======== Records for this task ========

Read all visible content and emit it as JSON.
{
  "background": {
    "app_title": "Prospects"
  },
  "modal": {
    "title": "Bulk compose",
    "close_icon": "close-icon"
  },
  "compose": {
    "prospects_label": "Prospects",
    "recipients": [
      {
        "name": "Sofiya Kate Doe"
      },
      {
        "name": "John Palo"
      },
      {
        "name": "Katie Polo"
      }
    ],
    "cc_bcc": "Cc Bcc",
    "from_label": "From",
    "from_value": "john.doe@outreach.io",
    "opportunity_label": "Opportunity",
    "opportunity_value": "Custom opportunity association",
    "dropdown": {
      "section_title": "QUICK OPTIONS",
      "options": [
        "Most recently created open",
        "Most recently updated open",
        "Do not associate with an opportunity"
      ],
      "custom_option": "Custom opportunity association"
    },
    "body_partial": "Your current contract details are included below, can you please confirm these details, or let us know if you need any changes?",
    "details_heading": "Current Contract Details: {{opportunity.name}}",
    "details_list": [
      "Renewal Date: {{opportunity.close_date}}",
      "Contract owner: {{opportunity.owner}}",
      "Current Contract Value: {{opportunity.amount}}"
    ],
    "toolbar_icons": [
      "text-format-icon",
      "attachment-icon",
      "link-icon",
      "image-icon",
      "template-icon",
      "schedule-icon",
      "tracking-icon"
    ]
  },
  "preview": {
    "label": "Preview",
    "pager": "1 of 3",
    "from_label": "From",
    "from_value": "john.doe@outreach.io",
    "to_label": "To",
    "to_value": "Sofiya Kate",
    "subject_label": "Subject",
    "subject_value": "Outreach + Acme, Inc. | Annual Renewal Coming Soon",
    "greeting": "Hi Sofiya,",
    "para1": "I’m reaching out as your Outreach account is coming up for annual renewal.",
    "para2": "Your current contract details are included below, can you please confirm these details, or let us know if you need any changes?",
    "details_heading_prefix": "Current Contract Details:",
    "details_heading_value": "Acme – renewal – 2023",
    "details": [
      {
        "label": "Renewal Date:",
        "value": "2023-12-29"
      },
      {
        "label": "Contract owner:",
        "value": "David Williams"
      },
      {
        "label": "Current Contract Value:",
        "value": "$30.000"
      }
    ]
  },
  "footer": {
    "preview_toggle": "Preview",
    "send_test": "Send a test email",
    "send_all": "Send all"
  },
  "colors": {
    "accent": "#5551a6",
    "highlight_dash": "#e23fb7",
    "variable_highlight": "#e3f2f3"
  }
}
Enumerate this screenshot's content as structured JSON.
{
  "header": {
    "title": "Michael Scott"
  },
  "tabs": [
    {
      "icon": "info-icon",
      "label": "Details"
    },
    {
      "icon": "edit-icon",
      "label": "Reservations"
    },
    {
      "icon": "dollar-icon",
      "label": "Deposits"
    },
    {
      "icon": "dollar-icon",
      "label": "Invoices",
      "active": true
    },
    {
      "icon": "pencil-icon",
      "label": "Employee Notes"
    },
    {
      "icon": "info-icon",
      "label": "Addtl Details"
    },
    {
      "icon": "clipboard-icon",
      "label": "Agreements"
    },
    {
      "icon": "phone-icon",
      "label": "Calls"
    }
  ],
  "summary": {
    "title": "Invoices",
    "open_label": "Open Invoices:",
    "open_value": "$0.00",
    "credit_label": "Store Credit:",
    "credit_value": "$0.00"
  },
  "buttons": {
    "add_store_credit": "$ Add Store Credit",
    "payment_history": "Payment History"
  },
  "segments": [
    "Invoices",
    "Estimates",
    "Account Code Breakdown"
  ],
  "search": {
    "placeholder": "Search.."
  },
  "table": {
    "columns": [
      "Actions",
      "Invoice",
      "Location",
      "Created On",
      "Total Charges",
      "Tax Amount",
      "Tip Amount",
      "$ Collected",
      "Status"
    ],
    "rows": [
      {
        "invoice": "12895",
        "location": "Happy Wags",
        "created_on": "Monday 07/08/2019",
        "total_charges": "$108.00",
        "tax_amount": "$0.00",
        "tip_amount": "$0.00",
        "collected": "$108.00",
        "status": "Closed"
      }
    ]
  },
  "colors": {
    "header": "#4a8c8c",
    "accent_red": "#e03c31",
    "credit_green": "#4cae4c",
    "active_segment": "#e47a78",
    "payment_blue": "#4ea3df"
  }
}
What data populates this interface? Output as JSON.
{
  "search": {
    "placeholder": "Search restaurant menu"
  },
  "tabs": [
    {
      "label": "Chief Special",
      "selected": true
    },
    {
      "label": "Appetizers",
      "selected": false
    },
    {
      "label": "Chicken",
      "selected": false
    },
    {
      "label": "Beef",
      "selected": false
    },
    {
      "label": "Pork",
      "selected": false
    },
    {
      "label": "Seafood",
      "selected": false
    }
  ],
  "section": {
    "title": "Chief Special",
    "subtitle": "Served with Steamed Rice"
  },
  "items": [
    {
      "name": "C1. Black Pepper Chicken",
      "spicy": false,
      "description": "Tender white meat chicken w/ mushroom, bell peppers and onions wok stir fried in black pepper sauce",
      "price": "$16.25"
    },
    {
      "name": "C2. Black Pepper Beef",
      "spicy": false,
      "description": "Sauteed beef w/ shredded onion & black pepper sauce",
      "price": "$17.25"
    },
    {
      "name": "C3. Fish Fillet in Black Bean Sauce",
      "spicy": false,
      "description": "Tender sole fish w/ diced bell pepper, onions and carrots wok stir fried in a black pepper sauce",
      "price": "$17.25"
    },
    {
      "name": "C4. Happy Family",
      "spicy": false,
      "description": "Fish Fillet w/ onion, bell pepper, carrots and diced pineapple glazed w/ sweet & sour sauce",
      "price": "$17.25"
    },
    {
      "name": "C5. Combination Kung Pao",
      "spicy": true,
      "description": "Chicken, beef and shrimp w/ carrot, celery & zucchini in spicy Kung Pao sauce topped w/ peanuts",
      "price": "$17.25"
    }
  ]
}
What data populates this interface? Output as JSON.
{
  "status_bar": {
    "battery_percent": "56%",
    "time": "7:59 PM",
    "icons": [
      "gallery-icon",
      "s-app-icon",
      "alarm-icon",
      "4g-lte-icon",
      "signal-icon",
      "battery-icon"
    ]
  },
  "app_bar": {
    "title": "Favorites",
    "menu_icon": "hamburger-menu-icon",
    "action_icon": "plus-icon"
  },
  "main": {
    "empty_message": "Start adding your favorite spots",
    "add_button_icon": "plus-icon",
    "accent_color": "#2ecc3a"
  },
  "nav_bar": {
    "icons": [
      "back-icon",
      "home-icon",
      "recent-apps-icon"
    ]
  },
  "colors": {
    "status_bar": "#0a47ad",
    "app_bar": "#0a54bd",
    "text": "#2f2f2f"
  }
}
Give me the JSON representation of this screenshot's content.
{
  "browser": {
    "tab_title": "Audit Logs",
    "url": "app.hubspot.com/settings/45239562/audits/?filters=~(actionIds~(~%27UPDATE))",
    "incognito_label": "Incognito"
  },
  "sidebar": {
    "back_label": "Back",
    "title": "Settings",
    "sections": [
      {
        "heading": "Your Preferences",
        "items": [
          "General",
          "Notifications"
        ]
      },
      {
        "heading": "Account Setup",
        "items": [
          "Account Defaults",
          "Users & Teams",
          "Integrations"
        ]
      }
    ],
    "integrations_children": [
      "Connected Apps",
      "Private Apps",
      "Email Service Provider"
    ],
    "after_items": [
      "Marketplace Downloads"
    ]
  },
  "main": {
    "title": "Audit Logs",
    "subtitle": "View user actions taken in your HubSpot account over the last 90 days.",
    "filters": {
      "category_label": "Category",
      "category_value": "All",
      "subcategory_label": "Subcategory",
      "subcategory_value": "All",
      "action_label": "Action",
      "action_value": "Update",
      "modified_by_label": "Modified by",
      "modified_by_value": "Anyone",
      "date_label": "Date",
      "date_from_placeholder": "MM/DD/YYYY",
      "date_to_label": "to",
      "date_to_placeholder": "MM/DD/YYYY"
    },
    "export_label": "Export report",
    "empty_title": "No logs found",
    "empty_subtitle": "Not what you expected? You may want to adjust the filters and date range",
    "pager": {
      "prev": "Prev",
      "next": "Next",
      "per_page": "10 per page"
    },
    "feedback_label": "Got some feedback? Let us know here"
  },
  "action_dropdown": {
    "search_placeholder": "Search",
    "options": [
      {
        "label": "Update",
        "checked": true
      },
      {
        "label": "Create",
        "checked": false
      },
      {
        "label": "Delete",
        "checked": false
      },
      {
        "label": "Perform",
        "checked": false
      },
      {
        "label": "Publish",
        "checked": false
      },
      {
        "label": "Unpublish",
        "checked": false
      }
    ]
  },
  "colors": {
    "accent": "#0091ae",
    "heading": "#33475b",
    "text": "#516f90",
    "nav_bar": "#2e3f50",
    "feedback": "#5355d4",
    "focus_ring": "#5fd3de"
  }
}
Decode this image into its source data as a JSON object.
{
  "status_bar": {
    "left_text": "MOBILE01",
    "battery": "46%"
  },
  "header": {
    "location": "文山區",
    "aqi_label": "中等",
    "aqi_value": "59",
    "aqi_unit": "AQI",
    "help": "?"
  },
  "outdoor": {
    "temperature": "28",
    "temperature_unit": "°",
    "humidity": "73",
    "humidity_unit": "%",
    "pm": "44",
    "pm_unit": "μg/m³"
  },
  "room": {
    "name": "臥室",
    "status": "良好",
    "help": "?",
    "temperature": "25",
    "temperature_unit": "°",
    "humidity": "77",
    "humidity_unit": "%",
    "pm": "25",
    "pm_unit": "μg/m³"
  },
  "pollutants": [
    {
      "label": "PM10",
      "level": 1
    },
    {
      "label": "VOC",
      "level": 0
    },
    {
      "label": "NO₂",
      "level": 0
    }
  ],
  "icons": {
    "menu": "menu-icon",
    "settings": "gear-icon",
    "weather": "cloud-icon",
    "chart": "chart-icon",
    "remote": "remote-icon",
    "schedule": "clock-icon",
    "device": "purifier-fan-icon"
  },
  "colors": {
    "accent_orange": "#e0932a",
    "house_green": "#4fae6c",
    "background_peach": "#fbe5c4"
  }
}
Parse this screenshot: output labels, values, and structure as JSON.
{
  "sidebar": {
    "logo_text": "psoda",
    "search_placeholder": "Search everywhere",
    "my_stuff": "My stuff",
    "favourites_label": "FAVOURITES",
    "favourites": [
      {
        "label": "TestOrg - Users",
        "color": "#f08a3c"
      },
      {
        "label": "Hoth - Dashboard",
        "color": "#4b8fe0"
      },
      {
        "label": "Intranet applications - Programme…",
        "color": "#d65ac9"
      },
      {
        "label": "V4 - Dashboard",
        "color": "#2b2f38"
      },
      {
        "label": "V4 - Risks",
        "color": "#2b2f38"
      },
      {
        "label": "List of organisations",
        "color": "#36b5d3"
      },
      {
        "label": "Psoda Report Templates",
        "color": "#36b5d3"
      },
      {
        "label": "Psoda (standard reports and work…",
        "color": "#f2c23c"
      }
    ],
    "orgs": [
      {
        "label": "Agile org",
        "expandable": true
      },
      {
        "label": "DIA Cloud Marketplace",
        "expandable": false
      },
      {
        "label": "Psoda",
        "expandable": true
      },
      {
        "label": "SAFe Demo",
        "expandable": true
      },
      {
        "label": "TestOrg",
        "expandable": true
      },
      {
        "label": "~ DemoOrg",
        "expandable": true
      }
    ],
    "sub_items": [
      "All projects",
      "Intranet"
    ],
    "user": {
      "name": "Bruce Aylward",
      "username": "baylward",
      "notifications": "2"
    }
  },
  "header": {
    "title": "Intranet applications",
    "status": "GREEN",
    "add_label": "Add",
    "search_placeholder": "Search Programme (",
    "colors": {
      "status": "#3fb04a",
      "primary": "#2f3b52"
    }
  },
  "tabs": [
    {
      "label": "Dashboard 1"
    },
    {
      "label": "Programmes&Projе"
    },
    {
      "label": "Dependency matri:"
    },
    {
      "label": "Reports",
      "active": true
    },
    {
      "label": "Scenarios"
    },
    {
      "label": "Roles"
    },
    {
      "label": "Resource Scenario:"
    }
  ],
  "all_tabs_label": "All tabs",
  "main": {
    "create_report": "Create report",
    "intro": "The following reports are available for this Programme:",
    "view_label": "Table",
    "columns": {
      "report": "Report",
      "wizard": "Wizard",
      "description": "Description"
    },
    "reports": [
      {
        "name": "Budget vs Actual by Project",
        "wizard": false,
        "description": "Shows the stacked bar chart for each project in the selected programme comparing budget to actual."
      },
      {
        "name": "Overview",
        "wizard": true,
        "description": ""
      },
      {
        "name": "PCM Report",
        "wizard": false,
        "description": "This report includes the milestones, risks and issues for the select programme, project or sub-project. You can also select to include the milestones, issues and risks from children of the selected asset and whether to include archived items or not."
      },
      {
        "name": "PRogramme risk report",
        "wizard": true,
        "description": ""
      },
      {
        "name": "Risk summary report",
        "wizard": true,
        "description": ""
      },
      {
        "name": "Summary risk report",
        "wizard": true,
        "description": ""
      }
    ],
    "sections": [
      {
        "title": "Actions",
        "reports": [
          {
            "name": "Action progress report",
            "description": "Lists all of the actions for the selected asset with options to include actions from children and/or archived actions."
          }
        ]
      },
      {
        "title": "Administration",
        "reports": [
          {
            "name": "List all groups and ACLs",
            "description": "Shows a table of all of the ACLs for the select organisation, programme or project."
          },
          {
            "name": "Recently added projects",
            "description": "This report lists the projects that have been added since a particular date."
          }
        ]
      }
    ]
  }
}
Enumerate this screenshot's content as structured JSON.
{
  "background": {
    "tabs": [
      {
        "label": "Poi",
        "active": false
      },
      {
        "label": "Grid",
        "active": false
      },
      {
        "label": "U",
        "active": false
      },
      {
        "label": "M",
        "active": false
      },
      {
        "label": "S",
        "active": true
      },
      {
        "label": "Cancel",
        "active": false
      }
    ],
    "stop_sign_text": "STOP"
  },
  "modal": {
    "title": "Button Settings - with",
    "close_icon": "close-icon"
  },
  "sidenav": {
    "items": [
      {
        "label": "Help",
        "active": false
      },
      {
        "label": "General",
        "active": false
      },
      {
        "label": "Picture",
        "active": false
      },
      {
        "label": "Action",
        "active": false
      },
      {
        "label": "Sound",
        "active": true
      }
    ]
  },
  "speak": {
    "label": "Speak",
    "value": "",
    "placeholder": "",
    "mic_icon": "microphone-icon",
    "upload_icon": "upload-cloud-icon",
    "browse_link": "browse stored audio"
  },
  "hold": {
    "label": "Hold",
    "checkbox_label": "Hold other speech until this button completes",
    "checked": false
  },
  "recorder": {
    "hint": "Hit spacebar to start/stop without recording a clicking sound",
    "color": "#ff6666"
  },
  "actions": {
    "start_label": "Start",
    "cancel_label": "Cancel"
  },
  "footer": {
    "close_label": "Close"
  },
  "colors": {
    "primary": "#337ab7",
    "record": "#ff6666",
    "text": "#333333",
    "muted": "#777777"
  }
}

========

• Exercise goal: Select all lines with the word "added" from the entries above.

• Task result:
            "name": "Recently added projects",
            "description": "This report lists the projects that have been added since a particular date."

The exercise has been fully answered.